TASK INSTRUCTIONS: Seek out every line containing the word "Nicolas", and copy each.

EXERCISE INPUT:
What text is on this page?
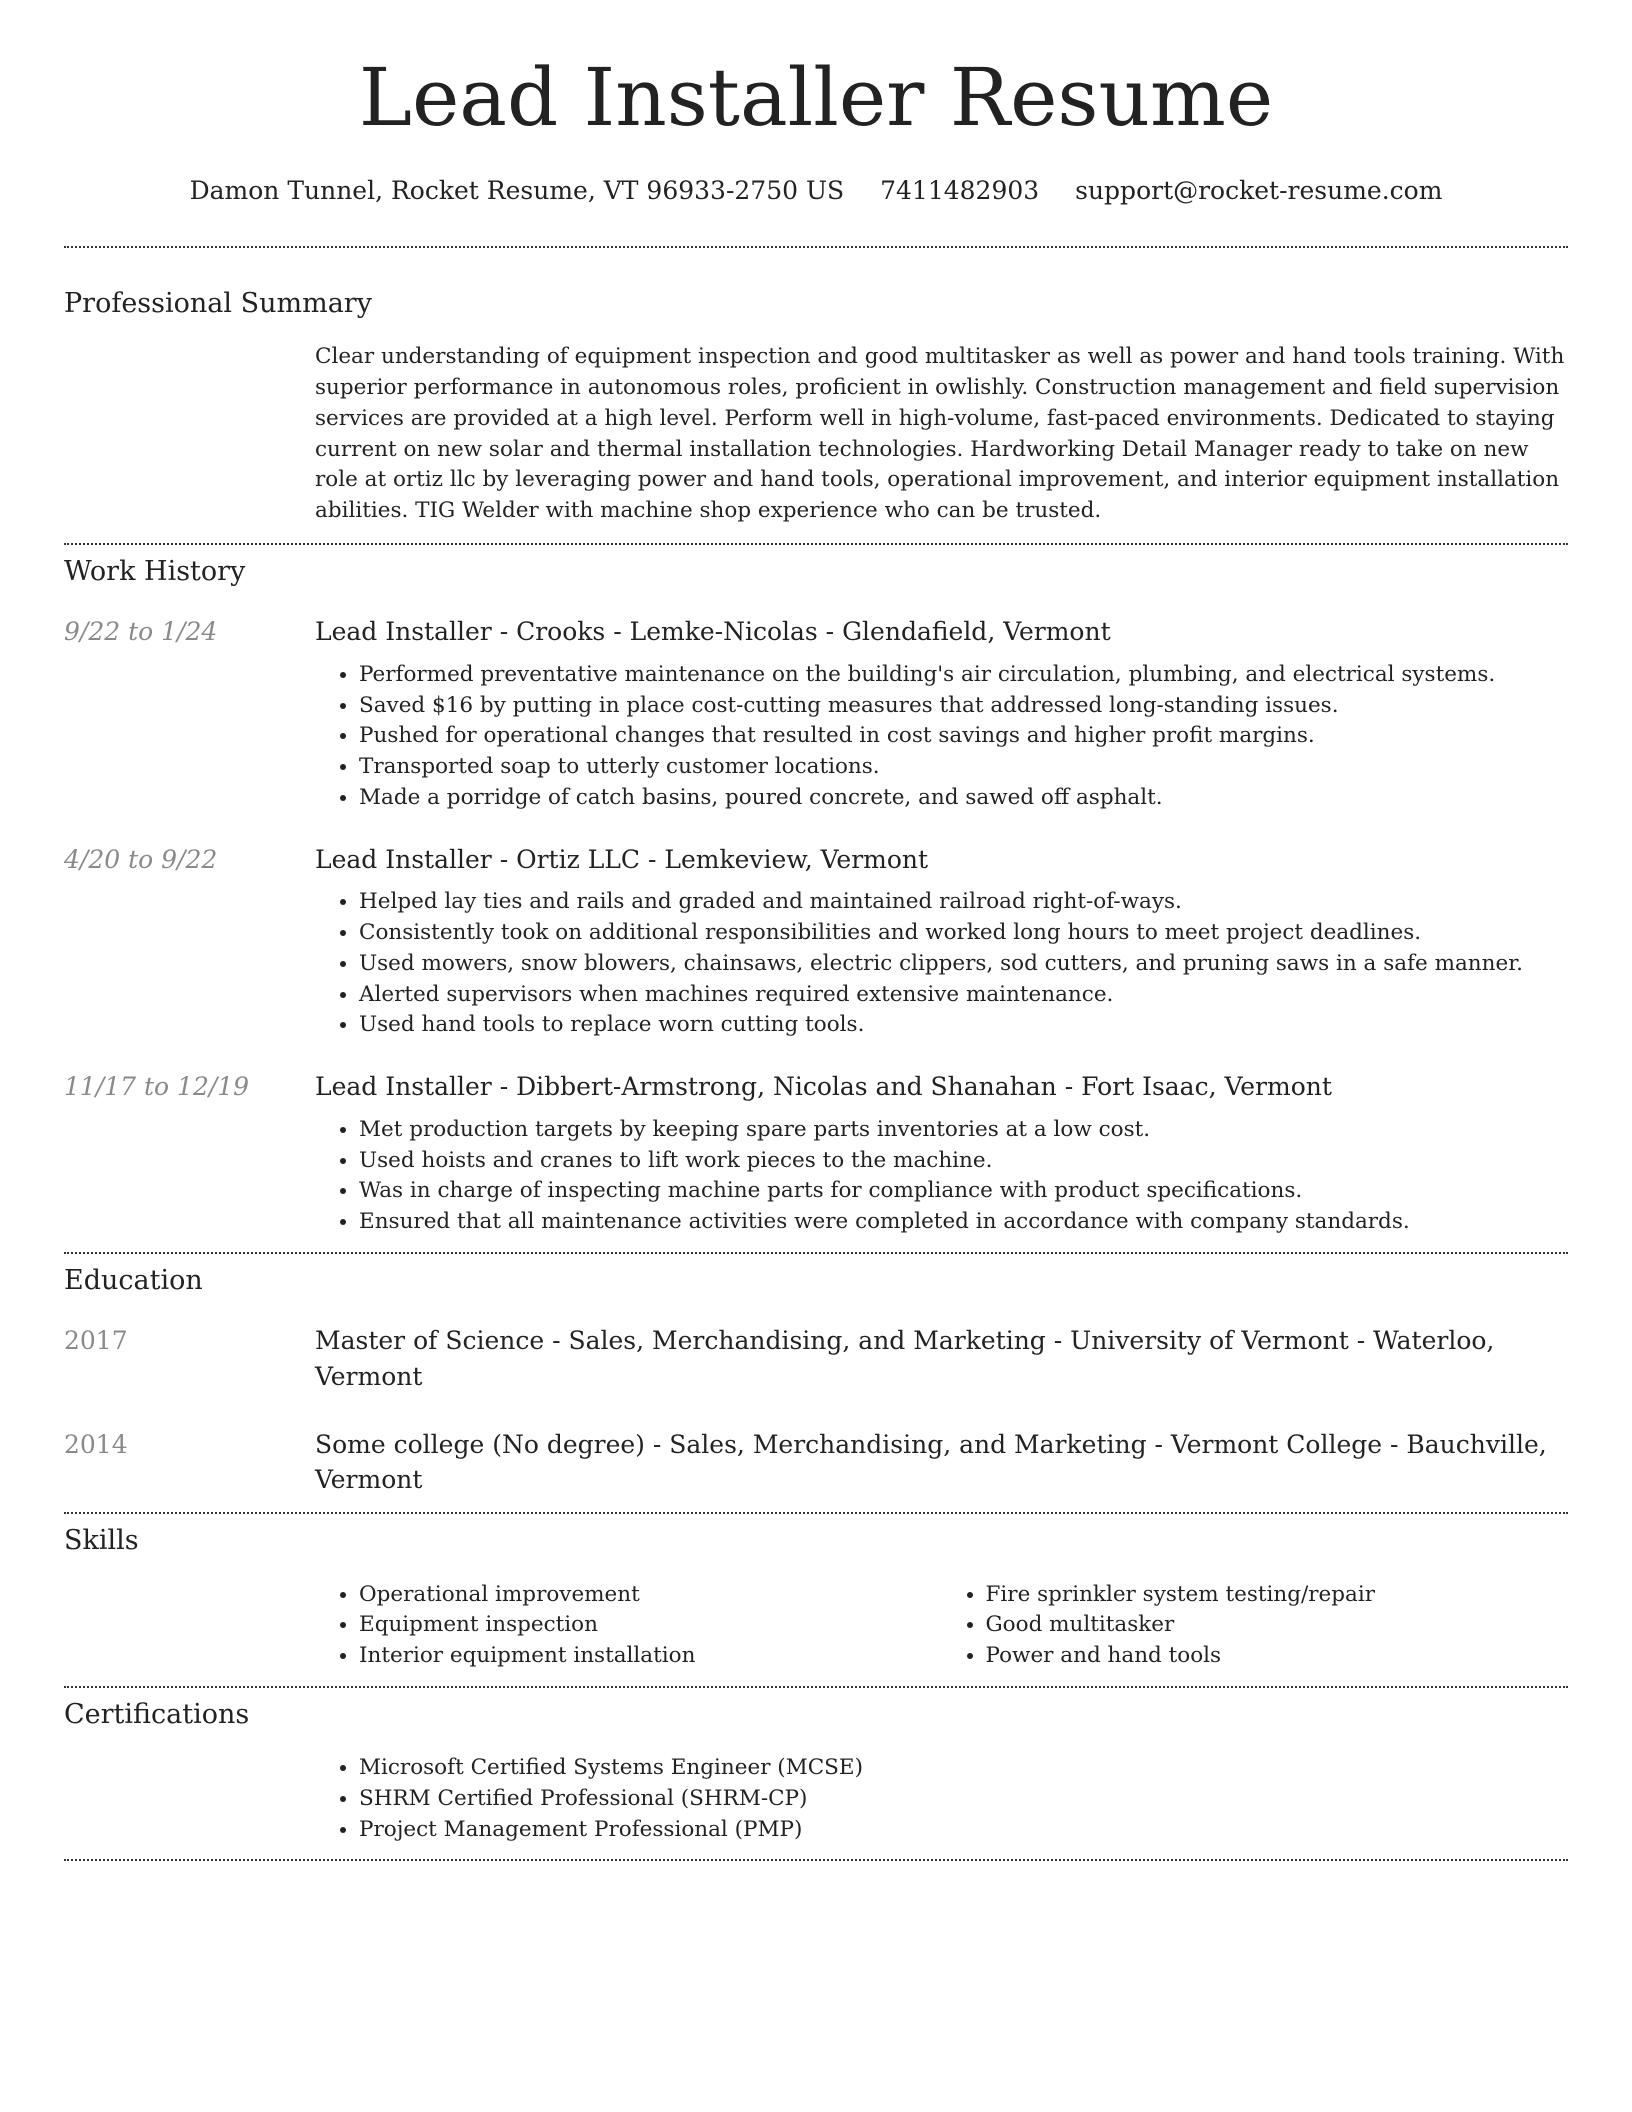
Lead Installer Resume
Damon Tunnel, Rocket Resume, VT 96933-2750 US 7411482903 support@rocket-resume.com
Professional Summary
Clear understanding of equipment inspection and good multitasker as well as power and hand tools training. With superior performance in autonomous roles, proficient in owlishly. Construction management and field supervision services are provided at a high level. Perform well in high-volume, fast-paced environments. Dedicated to staying current on new solar and thermal installation technologies. Hardworking Detail Manager ready to take on new role at ortiz llc by leveraging power and hand tools, operational improvement, and interior equipment installation abilities. TIG Welder with machine shop experience who can be trusted.
Work History
9/22 to 1/24	Lead Installer - Crooks - Lemke-Nicolas - Glendafield, Vermont
• Performed preventative maintenance on the building's air circulation, plumbing, and electrical systems.
• Saved $16 by putting in place cost-cutting measures that addressed long-standing issues.
• Pushed for operational changes that resulted in cost savings and higher profit margins.
• Transported soap to utterly customer locations.
• Made a porridge of catch basins, poured concrete, and sawed off asphalt.
4/20 to 9/22	Lead Installer - Ortiz LLC - Lemkeview, Vermont
• Helped lay ties and rails and graded and maintained railroad right-of-ways.
• Consistently took on additional responsibilities and worked long hours to meet project deadlines.
• Used mowers, snow blowers, chainsaws, electric clippers, sod cutters, and pruning saws in a safe manner.
• Alerted supervisors when machines required extensive maintenance.
• Used hand tools to replace worn cutting tools.
11/17 to 12/19	Lead Installer - Dibbert-Armstrong, Nicolas and Shanahan - Fort Isaac, Vermont
• Met production targets by keeping spare parts inventories at a low cost.
• Used hoists and cranes to lift work pieces to the machine.
• Was in charge of inspecting machine parts for compliance with product specifications.
• Ensured that all maintenance activities were completed in accordance with company standards.
Education
2017	Master of Science - Sales, Merchandising, and Marketing - University of Vermont - Waterloo, Vermont
2014	Some college (No degree) - Sales, Merchandising, and Marketing - Vermont College - Bauchville, Vermont
Skills
• Operational improvement
• Equipment inspection
• Interior equipment installation
• Fire sprinkler system testing/repair
• Good multitasker
• Power and hand tools
Certifications
• Microsoft Certified Systems Engineer (MCSE)
• SHRM Certified Professional (SHRM-CP)
• Project Management Professional (PMP)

TASK SOLUTION:
9/22 to 1/24	Lead Installer - Crooks - Lemke-Nicolas - Glendafield, Vermont
11/17 to 12/19	Lead Installer - Dibbert-Armstrong, Nicolas and Shanahan - Fort Isaac, Vermont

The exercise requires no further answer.